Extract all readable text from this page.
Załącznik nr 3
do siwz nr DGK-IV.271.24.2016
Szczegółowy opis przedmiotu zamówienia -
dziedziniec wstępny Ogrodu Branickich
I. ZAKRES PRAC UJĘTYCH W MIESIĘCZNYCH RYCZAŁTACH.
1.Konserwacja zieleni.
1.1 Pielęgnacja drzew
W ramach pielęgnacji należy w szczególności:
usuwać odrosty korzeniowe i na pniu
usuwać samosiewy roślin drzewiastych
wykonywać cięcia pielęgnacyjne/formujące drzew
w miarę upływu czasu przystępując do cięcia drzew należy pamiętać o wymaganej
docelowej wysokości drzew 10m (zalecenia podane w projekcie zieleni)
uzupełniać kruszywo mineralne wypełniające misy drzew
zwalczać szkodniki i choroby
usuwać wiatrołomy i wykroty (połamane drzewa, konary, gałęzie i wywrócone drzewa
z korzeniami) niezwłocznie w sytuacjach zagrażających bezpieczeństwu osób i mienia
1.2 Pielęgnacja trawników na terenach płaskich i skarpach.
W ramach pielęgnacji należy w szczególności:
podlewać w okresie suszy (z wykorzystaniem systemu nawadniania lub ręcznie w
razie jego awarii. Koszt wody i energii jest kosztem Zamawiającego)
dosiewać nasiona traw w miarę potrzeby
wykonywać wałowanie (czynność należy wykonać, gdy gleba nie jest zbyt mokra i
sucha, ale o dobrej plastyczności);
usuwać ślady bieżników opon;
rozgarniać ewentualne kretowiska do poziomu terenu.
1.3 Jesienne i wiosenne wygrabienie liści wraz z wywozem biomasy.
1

--------

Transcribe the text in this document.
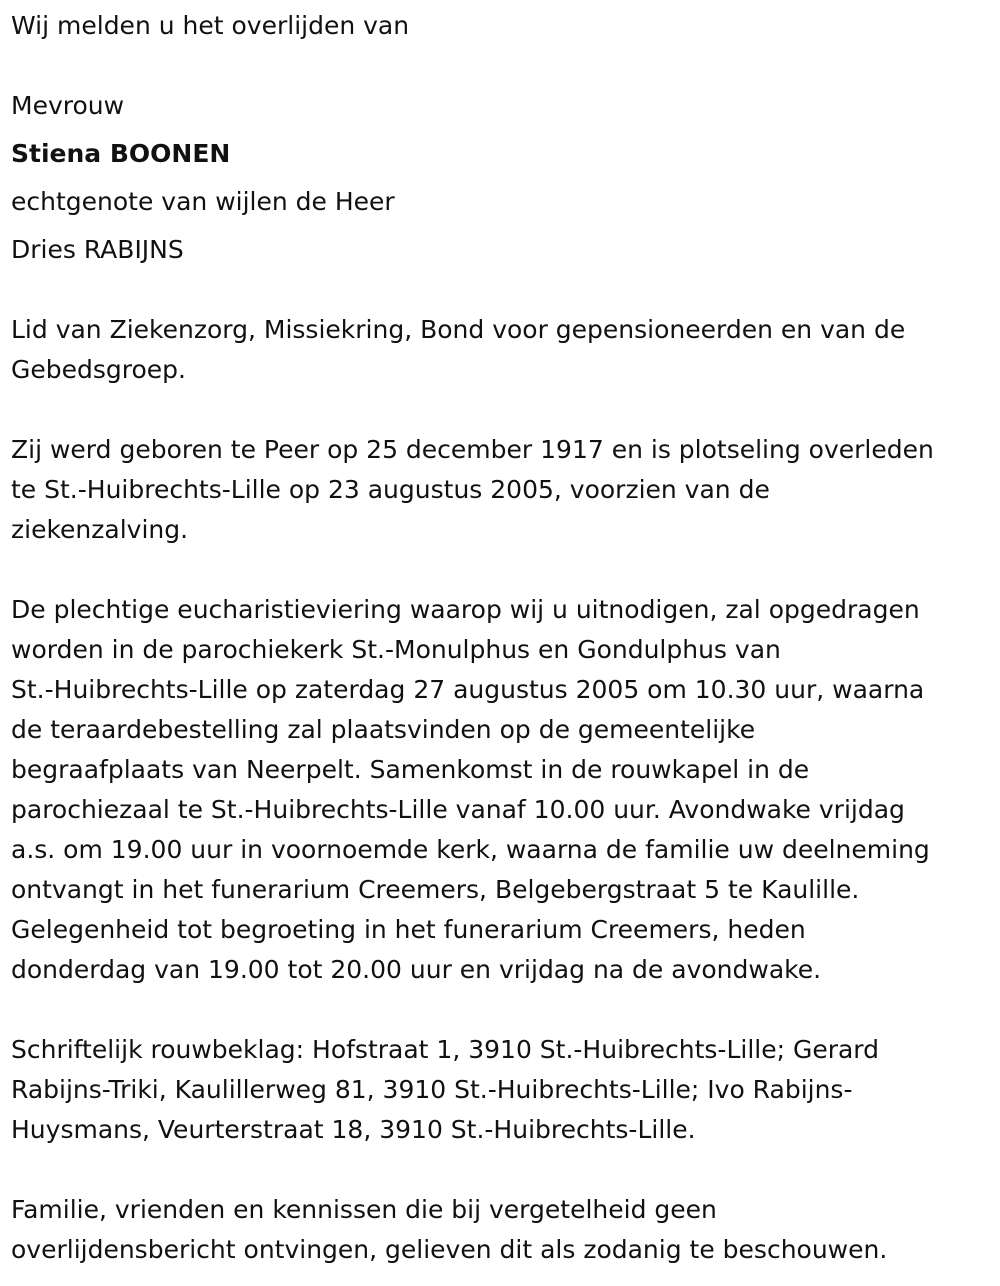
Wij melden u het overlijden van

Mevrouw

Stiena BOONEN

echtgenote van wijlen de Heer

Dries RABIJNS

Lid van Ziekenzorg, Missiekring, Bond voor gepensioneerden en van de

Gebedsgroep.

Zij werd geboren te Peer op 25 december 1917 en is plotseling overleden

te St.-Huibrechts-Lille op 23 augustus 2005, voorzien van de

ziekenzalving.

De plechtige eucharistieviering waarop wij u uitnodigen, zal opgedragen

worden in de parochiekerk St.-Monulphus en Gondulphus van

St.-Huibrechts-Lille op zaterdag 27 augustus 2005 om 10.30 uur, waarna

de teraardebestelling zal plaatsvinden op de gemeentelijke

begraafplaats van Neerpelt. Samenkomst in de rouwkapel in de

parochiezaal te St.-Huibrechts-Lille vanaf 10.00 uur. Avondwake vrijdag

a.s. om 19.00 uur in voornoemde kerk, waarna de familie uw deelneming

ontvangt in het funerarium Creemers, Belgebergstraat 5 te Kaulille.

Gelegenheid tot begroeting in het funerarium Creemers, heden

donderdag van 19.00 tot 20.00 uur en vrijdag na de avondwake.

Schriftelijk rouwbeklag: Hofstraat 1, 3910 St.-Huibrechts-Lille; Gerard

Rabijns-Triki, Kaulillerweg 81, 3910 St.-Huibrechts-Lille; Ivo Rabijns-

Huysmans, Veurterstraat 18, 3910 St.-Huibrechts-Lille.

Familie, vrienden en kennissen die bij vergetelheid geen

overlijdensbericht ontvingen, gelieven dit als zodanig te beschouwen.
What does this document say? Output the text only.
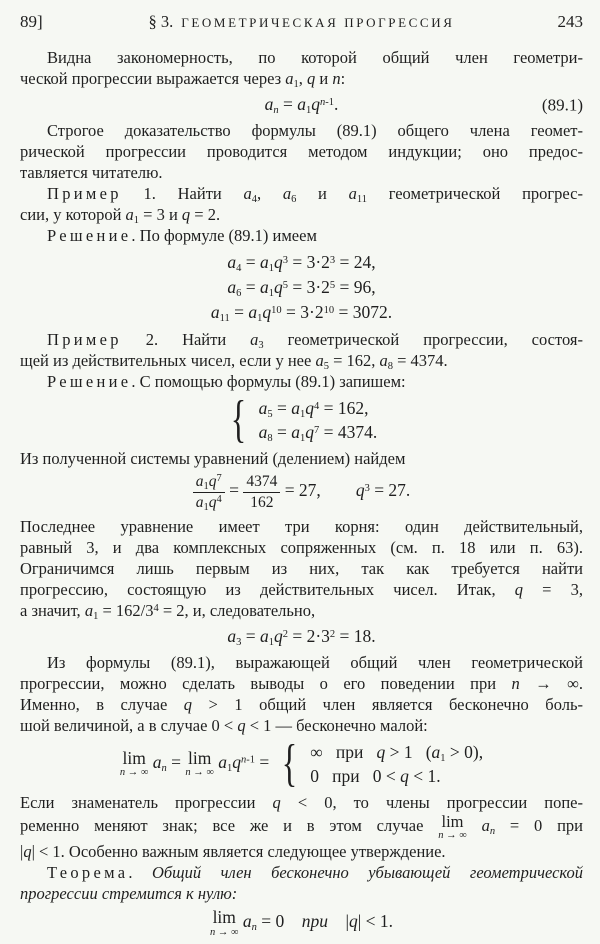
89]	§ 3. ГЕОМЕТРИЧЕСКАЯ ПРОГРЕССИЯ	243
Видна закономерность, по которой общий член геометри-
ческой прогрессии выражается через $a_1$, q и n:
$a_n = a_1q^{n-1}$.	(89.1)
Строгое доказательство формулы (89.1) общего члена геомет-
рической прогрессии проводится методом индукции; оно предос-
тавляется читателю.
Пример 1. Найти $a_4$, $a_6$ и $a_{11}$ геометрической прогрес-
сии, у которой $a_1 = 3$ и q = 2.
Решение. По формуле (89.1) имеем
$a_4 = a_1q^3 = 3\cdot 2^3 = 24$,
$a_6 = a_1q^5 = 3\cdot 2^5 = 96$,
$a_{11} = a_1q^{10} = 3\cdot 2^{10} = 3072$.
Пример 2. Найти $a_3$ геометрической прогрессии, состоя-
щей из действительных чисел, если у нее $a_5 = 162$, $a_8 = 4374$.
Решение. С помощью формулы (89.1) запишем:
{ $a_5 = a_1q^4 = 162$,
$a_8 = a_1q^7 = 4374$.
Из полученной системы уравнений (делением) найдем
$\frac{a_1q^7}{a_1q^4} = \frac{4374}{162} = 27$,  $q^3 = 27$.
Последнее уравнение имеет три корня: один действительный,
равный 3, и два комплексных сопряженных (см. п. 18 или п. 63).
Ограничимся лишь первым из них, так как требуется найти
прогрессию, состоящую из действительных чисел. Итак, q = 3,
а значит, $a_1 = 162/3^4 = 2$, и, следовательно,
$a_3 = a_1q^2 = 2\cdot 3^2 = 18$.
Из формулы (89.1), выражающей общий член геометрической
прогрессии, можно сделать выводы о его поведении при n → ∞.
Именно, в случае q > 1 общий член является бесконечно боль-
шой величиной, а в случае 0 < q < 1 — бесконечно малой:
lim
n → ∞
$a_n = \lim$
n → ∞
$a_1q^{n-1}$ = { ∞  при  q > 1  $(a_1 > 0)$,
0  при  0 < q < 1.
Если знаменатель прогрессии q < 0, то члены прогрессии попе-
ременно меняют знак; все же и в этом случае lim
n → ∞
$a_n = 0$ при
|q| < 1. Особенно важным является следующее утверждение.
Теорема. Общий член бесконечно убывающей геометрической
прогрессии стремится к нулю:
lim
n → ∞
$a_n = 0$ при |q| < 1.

--------

*THE REQUEST*: Pick out the lines containing the word "vrijdag" and show them.

*SOLUTION FOR THIS TASK*:
parochiezaal te St.-Huibrechts-Lille vanaf 10.00 uur. Avondwake vrijdag
donderdag van 19.00 tot 20.00 uur en vrijdag na de avondwake.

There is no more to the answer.